• _What you should do_: Transcribe all of the material exactly, except for its pictures.

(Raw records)
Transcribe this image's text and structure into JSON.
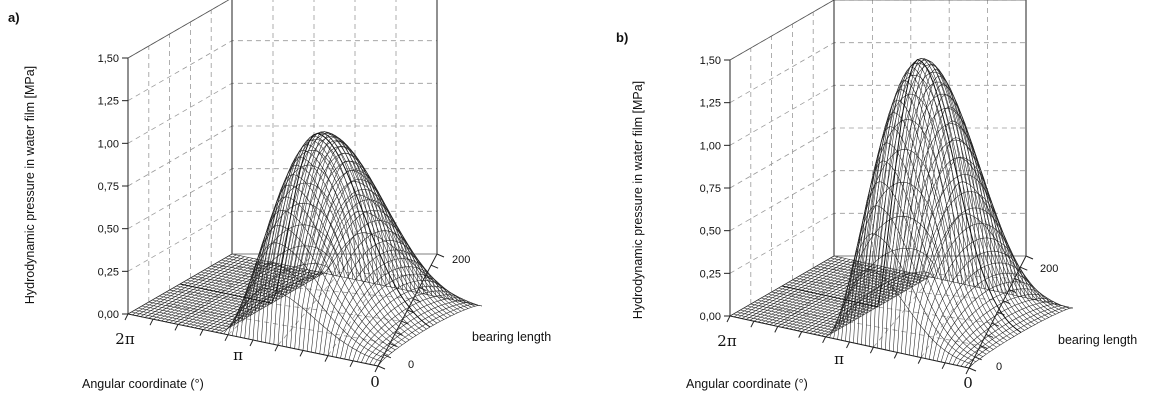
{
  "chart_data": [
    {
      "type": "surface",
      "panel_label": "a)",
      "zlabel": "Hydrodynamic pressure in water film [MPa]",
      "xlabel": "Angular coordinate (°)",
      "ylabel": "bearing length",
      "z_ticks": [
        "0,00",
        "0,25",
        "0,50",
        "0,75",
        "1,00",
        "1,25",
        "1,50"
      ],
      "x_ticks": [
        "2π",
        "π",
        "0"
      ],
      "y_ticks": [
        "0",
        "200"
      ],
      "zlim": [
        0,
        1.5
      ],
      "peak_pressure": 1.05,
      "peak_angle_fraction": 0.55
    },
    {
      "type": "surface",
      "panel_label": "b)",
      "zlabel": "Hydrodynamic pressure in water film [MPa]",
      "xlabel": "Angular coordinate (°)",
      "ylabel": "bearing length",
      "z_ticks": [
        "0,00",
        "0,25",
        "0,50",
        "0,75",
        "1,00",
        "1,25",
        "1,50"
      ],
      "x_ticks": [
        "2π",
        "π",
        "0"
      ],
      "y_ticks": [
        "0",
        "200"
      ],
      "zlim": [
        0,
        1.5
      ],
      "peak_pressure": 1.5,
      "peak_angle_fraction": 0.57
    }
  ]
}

• _Problem solution_:
Transcribe this image's text and structure into JSON.
{
  "chart_data": [
    {
      "type": "surface",
      "panel_label": "a)",
      "zlabel": "Hydrodynamic pressure in water film [MPa]",
      "xlabel": "Angular coordinate (°)",
      "ylabel": "bearing length",
      "z_ticks": [
        "0,00",
        "0,25",
        "0,50",
        "0,75",
        "1,00",
        "1,25",
        "1,50"
      ],
      "x_ticks": [
        "2π",
        "π",
        "0"
      ],
      "y_ticks": [
        "0",
        "200"
      ],
      "zlim": [
        0,
        1.5
      ],
      "peak_pressure": 1.05,
      "peak_angle_fraction": 0.55
    },
    {
      "type": "surface",
      "panel_label": "b)",
      "zlabel": "Hydrodynamic pressure in water film [MPa]",
      "xlabel": "Angular coordinate (°)",
      "ylabel": "bearing length",
      "z_ticks": [
        "0,00",
        "0,25",
        "0,50",
        "0,75",
        "1,00",
        "1,25",
        "1,50"
      ],
      "x_ticks": [
        "2π",
        "π",
        "0"
      ],
      "y_ticks": [
        "0",
        "200"
      ],
      "zlim": [
        0,
        1.5
      ],
      "peak_pressure": 1.5,
      "peak_angle_fraction": 0.57
    }
  ]
}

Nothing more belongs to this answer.